Task: Say how many lines hold the string "drive", and nothing more.

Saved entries
___

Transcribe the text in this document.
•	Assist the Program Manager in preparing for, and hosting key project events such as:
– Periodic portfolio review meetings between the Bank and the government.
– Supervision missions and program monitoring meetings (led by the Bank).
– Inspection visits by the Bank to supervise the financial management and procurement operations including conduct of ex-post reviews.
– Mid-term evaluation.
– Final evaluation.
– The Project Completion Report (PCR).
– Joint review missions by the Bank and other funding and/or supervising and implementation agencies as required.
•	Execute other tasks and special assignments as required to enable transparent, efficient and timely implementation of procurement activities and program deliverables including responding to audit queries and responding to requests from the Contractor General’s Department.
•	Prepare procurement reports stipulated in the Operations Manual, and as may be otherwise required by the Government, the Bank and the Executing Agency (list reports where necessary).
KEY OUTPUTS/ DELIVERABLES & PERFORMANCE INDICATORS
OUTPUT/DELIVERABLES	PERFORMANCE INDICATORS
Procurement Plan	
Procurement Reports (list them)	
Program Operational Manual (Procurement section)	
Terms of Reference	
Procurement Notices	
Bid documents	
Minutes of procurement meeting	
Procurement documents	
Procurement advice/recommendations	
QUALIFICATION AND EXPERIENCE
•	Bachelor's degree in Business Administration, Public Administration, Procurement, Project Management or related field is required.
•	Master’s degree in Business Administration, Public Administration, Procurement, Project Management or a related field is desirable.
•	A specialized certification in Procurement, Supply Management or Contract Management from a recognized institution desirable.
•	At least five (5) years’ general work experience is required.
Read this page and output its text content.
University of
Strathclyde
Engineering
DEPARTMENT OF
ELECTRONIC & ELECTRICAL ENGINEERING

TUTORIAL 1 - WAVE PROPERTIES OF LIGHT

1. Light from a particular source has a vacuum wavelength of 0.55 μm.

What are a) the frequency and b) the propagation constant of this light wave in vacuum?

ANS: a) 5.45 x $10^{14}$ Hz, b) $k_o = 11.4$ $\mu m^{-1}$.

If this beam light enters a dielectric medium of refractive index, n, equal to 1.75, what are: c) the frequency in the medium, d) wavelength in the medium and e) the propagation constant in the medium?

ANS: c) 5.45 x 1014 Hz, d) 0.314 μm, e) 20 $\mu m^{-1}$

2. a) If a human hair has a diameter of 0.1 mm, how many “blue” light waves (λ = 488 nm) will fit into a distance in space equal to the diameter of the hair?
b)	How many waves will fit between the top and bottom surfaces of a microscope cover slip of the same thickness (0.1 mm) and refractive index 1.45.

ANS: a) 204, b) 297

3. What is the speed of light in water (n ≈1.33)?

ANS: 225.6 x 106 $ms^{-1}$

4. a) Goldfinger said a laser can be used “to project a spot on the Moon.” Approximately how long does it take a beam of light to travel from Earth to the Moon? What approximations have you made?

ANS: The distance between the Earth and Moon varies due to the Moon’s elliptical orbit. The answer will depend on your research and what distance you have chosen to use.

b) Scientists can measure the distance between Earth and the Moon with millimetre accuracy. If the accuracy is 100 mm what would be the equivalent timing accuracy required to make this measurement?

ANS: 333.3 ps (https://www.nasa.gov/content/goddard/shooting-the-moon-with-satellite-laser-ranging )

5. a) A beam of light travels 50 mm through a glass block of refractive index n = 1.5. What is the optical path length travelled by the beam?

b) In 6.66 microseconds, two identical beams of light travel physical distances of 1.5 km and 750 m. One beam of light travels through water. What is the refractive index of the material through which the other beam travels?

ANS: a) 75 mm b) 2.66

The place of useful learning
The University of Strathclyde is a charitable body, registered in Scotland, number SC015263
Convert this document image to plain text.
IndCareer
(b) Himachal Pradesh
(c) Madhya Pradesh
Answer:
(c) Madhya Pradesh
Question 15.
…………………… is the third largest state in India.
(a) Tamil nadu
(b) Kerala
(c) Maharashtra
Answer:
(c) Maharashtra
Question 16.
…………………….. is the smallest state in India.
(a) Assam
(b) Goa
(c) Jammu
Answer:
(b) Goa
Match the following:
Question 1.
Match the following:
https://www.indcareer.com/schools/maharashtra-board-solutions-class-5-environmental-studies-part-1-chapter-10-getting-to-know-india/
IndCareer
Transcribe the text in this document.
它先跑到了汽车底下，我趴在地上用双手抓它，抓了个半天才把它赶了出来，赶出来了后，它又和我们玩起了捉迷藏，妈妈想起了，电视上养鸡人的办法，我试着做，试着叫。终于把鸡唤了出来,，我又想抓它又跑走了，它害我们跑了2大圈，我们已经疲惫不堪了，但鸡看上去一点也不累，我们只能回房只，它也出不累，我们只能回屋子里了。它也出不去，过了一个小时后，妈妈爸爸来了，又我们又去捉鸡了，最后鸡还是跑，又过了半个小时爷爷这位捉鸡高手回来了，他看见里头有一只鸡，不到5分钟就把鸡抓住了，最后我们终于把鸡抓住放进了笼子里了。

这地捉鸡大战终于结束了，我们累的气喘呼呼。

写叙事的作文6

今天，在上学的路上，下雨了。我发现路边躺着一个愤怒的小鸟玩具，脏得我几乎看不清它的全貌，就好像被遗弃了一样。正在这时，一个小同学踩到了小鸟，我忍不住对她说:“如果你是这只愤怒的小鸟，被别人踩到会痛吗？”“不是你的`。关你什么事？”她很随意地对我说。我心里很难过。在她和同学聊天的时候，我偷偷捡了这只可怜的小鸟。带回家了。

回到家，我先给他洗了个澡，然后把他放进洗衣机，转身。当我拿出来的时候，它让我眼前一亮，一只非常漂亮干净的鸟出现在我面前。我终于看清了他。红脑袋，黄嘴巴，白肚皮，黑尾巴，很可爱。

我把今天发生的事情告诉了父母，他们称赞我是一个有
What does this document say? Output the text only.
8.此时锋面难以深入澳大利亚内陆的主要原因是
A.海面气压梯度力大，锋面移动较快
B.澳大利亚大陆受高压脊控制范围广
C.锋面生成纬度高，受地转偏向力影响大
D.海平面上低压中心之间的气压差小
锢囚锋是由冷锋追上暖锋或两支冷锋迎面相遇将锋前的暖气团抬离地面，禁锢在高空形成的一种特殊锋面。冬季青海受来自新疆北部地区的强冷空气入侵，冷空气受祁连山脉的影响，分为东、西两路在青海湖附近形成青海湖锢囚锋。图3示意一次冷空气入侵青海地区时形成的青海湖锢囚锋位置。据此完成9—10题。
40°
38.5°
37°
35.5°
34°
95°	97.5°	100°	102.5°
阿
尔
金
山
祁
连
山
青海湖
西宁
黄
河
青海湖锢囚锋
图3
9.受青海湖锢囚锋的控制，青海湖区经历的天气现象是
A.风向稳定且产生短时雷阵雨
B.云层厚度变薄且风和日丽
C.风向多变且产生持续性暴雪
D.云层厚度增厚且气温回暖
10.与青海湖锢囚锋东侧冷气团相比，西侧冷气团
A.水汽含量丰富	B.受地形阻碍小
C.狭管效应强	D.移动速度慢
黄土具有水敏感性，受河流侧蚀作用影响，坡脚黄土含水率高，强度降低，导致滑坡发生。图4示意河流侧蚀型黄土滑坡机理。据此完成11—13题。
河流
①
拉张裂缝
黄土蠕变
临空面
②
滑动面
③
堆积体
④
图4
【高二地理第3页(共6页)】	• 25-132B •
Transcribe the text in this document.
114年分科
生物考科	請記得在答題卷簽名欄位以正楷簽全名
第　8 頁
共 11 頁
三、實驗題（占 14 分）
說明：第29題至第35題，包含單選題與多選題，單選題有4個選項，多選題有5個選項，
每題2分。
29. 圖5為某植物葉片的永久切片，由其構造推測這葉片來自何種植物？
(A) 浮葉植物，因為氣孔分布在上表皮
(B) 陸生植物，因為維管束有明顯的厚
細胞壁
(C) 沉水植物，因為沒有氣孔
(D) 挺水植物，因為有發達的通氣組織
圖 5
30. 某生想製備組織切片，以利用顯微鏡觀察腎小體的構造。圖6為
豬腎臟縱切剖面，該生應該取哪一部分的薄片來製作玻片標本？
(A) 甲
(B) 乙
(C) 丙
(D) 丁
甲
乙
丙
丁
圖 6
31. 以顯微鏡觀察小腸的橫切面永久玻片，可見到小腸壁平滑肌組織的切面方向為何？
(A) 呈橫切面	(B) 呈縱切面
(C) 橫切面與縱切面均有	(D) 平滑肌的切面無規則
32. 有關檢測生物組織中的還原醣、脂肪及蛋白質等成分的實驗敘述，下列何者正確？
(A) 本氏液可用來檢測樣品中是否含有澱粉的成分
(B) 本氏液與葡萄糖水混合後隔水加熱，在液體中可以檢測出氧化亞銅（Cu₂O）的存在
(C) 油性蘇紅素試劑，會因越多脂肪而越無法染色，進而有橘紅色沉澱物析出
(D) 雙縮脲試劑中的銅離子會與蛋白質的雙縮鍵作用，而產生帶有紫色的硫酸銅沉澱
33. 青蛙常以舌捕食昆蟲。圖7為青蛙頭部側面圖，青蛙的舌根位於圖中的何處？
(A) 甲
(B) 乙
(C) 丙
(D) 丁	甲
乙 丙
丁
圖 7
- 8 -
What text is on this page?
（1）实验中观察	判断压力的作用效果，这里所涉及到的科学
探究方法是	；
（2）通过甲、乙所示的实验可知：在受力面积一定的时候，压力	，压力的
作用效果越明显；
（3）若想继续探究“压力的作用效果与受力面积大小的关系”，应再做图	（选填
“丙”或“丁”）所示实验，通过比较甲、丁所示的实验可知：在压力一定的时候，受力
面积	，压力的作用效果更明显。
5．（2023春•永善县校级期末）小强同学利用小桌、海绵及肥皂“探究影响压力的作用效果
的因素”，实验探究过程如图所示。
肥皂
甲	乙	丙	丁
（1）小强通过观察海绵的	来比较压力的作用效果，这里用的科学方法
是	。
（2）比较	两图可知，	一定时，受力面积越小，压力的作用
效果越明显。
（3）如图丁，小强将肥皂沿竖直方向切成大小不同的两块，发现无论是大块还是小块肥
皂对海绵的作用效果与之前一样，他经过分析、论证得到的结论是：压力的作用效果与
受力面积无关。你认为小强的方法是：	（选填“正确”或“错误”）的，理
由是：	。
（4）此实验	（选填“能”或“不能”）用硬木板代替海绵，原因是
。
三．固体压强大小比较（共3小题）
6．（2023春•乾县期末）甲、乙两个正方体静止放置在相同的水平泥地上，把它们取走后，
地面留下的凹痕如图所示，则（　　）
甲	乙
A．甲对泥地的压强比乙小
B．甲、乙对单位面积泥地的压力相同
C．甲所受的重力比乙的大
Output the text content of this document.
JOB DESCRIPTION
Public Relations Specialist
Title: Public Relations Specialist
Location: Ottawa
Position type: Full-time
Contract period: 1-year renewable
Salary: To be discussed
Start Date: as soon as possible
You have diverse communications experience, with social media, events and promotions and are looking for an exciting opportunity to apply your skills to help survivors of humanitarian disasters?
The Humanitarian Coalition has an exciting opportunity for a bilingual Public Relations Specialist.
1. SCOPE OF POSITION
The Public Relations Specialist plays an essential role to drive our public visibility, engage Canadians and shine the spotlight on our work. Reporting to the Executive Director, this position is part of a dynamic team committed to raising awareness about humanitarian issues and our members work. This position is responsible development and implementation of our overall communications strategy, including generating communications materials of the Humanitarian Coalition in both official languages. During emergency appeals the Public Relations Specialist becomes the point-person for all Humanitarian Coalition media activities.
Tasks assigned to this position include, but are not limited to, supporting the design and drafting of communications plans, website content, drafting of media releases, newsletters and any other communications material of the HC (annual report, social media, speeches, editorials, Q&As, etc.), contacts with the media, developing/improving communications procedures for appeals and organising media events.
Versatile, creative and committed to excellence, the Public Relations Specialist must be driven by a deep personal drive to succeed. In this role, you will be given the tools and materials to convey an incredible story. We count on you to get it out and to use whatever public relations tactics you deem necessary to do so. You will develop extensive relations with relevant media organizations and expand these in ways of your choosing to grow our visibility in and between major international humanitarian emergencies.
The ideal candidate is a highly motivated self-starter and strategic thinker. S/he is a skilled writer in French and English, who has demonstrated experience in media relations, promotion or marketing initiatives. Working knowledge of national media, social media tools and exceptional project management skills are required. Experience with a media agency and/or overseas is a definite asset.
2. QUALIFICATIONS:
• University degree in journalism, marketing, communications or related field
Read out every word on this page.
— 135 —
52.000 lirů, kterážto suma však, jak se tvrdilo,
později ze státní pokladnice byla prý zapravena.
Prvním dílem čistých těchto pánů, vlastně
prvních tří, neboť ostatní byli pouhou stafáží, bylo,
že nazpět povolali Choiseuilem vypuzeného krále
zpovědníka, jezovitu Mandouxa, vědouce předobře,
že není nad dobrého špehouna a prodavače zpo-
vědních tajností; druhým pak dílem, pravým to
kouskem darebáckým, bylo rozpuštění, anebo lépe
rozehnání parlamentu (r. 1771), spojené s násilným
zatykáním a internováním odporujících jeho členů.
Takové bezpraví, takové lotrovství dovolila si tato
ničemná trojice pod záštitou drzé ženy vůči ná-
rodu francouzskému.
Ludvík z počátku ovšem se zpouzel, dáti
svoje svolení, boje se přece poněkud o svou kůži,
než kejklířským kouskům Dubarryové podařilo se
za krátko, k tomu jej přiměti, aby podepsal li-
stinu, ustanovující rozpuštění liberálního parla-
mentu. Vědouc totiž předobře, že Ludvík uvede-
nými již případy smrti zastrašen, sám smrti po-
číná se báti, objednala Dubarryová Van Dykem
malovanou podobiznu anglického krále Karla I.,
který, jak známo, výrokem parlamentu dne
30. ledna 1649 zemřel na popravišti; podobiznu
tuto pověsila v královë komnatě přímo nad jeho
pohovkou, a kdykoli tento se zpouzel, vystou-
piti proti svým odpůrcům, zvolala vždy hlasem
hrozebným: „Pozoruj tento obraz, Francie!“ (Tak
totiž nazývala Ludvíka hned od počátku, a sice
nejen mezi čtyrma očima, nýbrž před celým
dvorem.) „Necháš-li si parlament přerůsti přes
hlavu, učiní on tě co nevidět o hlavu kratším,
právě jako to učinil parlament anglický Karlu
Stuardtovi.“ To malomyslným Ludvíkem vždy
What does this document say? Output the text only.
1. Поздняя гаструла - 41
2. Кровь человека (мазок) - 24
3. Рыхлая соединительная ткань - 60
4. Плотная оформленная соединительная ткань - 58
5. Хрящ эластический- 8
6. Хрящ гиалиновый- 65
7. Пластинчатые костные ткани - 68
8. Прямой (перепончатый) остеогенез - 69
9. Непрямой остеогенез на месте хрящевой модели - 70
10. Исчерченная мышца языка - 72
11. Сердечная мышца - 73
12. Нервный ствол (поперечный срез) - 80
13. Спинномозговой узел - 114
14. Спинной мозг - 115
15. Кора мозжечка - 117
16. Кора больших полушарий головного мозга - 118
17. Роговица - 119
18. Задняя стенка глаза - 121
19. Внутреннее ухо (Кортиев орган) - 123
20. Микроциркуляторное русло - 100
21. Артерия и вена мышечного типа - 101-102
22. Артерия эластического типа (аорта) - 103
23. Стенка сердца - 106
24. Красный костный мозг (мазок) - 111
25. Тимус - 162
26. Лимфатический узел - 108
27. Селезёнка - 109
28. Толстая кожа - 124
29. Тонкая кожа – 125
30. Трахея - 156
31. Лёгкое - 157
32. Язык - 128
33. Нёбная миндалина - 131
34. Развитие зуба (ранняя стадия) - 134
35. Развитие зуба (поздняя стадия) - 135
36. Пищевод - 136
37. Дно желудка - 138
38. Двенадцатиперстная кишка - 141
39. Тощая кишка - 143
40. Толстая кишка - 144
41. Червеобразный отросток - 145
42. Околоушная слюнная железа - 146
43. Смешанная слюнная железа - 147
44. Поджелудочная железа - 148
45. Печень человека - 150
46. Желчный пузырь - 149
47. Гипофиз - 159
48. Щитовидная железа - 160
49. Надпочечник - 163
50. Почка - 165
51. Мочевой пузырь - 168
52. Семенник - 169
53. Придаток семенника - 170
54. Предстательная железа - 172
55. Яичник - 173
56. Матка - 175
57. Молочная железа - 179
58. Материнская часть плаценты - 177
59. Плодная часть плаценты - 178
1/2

___

Written response: 2